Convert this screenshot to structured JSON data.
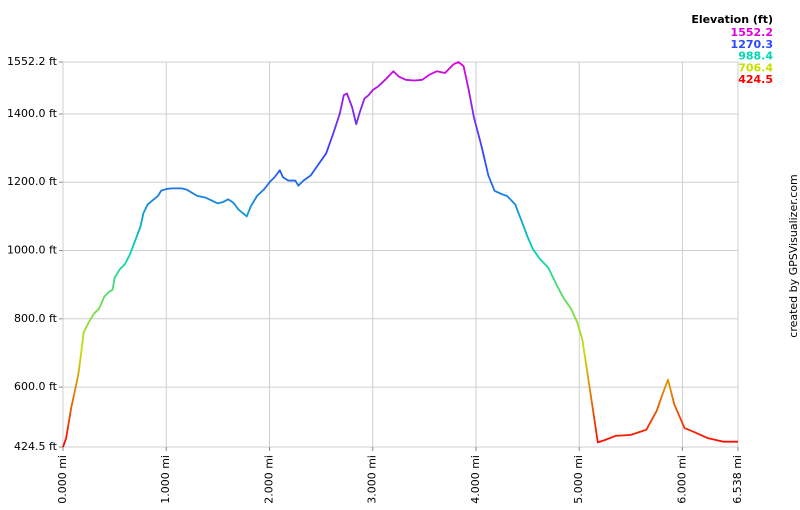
{
  "chart_data": {
    "type": "line",
    "legend_title": "Elevation (ft)",
    "credit": "created by GPSVisualizer.com",
    "color_scale": [
      {
        "value": 1552.2,
        "color": "#e000e0"
      },
      {
        "value": 1270.3,
        "color": "#2a48ff"
      },
      {
        "value": 988.4,
        "color": "#00d8b0"
      },
      {
        "value": 706.4,
        "color": "#c8e000"
      },
      {
        "value": 424.5,
        "color": "#ff0000"
      }
    ],
    "x": [
      0.0,
      0.03,
      0.08,
      0.13,
      0.15,
      0.18,
      0.2,
      0.25,
      0.3,
      0.35,
      0.4,
      0.45,
      0.48,
      0.5,
      0.55,
      0.6,
      0.65,
      0.7,
      0.75,
      0.78,
      0.82,
      0.88,
      0.92,
      0.95,
      1.0,
      1.05,
      1.15,
      1.2,
      1.3,
      1.38,
      1.45,
      1.5,
      1.55,
      1.6,
      1.65,
      1.7,
      1.78,
      1.82,
      1.88,
      1.95,
      2.0,
      2.05,
      2.1,
      2.13,
      2.18,
      2.25,
      2.28,
      2.33,
      2.4,
      2.48,
      2.55,
      2.62,
      2.68,
      2.72,
      2.75,
      2.8,
      2.84,
      2.88,
      2.92,
      2.96,
      3.0,
      3.05,
      3.12,
      3.2,
      3.25,
      3.32,
      3.4,
      3.48,
      3.55,
      3.62,
      3.7,
      3.78,
      3.83,
      3.88,
      3.93,
      3.98,
      4.05,
      4.12,
      4.18,
      4.25,
      4.3,
      4.38,
      4.45,
      4.5,
      4.55,
      4.62,
      4.7,
      4.78,
      4.85,
      4.92,
      4.98,
      5.03,
      5.08,
      5.12,
      5.18,
      5.25,
      5.35,
      5.5,
      5.65,
      5.75,
      5.82,
      5.86,
      5.92,
      6.02,
      6.1,
      6.25,
      6.4,
      6.538
    ],
    "values": [
      424.5,
      450,
      540,
      610,
      640,
      710,
      760,
      790,
      815,
      830,
      865,
      880,
      885,
      920,
      945,
      960,
      990,
      1030,
      1070,
      1110,
      1135,
      1150,
      1160,
      1175,
      1180,
      1182,
      1182,
      1178,
      1160,
      1155,
      1145,
      1138,
      1142,
      1150,
      1140,
      1120,
      1100,
      1130,
      1160,
      1180,
      1200,
      1215,
      1235,
      1215,
      1205,
      1205,
      1190,
      1205,
      1220,
      1255,
      1285,
      1345,
      1400,
      1455,
      1460,
      1420,
      1370,
      1410,
      1445,
      1455,
      1470,
      1480,
      1500,
      1525,
      1510,
      1500,
      1498,
      1500,
      1515,
      1525,
      1520,
      1545,
      1552.2,
      1540,
      1470,
      1390,
      1310,
      1220,
      1175,
      1165,
      1160,
      1135,
      1080,
      1040,
      1005,
      975,
      950,
      900,
      860,
      830,
      790,
      740,
      640,
      560,
      438,
      445,
      457,
      460,
      475,
      530,
      590,
      622,
      550,
      480,
      470,
      450,
      440,
      440
    ],
    "xlim": [
      0,
      6.538
    ],
    "ylim": [
      424.5,
      1552.2
    ],
    "xticks": [
      {
        "value": 0,
        "label": "0.000 mi"
      },
      {
        "value": 1,
        "label": "1.000 mi"
      },
      {
        "value": 2,
        "label": "2.000 mi"
      },
      {
        "value": 3,
        "label": "3.000 mi"
      },
      {
        "value": 4,
        "label": "4.000 mi"
      },
      {
        "value": 5,
        "label": "5.000 mi"
      },
      {
        "value": 6,
        "label": "6.000 mi"
      },
      {
        "value": 6.538,
        "label": "6.538 mi"
      }
    ],
    "yticks": [
      {
        "value": 424.5,
        "label": "424.5 ft"
      },
      {
        "value": 600,
        "label": "600.0 ft"
      },
      {
        "value": 800,
        "label": "800.0 ft"
      },
      {
        "value": 1000,
        "label": "1000.0 ft"
      },
      {
        "value": 1200,
        "label": "1200.0 ft"
      },
      {
        "value": 1400,
        "label": "1400.0 ft"
      },
      {
        "value": 1552.2,
        "label": "1552.2 ft"
      }
    ],
    "grid": true
  }
}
********************
Without the pictures, print the records in full, exactly as they appear.

**Task output:**
Convert this screenshot to structured JSON data.
{
  "chart_data": {
    "type": "line",
    "legend_title": "Elevation (ft)",
    "credit": "created by GPSVisualizer.com",
    "color_scale": [
      {
        "value": 1552.2,
        "color": "#e000e0"
      },
      {
        "value": 1270.3,
        "color": "#2a48ff"
      },
      {
        "value": 988.4,
        "color": "#00d8b0"
      },
      {
        "value": 706.4,
        "color": "#c8e000"
      },
      {
        "value": 424.5,
        "color": "#ff0000"
      }
    ],
    "x": [
      0.0,
      0.03,
      0.08,
      0.13,
      0.15,
      0.18,
      0.2,
      0.25,
      0.3,
      0.35,
      0.4,
      0.45,
      0.48,
      0.5,
      0.55,
      0.6,
      0.65,
      0.7,
      0.75,
      0.78,
      0.82,
      0.88,
      0.92,
      0.95,
      1.0,
      1.05,
      1.15,
      1.2,
      1.3,
      1.38,
      1.45,
      1.5,
      1.55,
      1.6,
      1.65,
      1.7,
      1.78,
      1.82,
      1.88,
      1.95,
      2.0,
      2.05,
      2.1,
      2.13,
      2.18,
      2.25,
      2.28,
      2.33,
      2.4,
      2.48,
      2.55,
      2.62,
      2.68,
      2.72,
      2.75,
      2.8,
      2.84,
      2.88,
      2.92,
      2.96,
      3.0,
      3.05,
      3.12,
      3.2,
      3.25,
      3.32,
      3.4,
      3.48,
      3.55,
      3.62,
      3.7,
      3.78,
      3.83,
      3.88,
      3.93,
      3.98,
      4.05,
      4.12,
      4.18,
      4.25,
      4.3,
      4.38,
      4.45,
      4.5,
      4.55,
      4.62,
      4.7,
      4.78,
      4.85,
      4.92,
      4.98,
      5.03,
      5.08,
      5.12,
      5.18,
      5.25,
      5.35,
      5.5,
      5.65,
      5.75,
      5.82,
      5.86,
      5.92,
      6.02,
      6.1,
      6.25,
      6.4,
      6.538
    ],
    "values": [
      424.5,
      450,
      540,
      610,
      640,
      710,
      760,
      790,
      815,
      830,
      865,
      880,
      885,
      920,
      945,
      960,
      990,
      1030,
      1070,
      1110,
      1135,
      1150,
      1160,
      1175,
      1180,
      1182,
      1182,
      1178,
      1160,
      1155,
      1145,
      1138,
      1142,
      1150,
      1140,
      1120,
      1100,
      1130,
      1160,
      1180,
      1200,
      1215,
      1235,
      1215,
      1205,
      1205,
      1190,
      1205,
      1220,
      1255,
      1285,
      1345,
      1400,
      1455,
      1460,
      1420,
      1370,
      1410,
      1445,
      1455,
      1470,
      1480,
      1500,
      1525,
      1510,
      1500,
      1498,
      1500,
      1515,
      1525,
      1520,
      1545,
      1552.2,
      1540,
      1470,
      1390,
      1310,
      1220,
      1175,
      1165,
      1160,
      1135,
      1080,
      1040,
      1005,
      975,
      950,
      900,
      860,
      830,
      790,
      740,
      640,
      560,
      438,
      445,
      457,
      460,
      475,
      530,
      590,
      622,
      550,
      480,
      470,
      450,
      440,
      440
    ],
    "xlim": [
      0,
      6.538
    ],
    "ylim": [
      424.5,
      1552.2
    ],
    "xticks": [
      {
        "value": 0,
        "label": "0.000 mi"
      },
      {
        "value": 1,
        "label": "1.000 mi"
      },
      {
        "value": 2,
        "label": "2.000 mi"
      },
      {
        "value": 3,
        "label": "3.000 mi"
      },
      {
        "value": 4,
        "label": "4.000 mi"
      },
      {
        "value": 5,
        "label": "5.000 mi"
      },
      {
        "value": 6,
        "label": "6.000 mi"
      },
      {
        "value": 6.538,
        "label": "6.538 mi"
      }
    ],
    "yticks": [
      {
        "value": 424.5,
        "label": "424.5 ft"
      },
      {
        "value": 600,
        "label": "600.0 ft"
      },
      {
        "value": 800,
        "label": "800.0 ft"
      },
      {
        "value": 1000,
        "label": "1000.0 ft"
      },
      {
        "value": 1200,
        "label": "1200.0 ft"
      },
      {
        "value": 1400,
        "label": "1400.0 ft"
      },
      {
        "value": 1552.2,
        "label": "1552.2 ft"
      }
    ],
    "grid": true
  }
}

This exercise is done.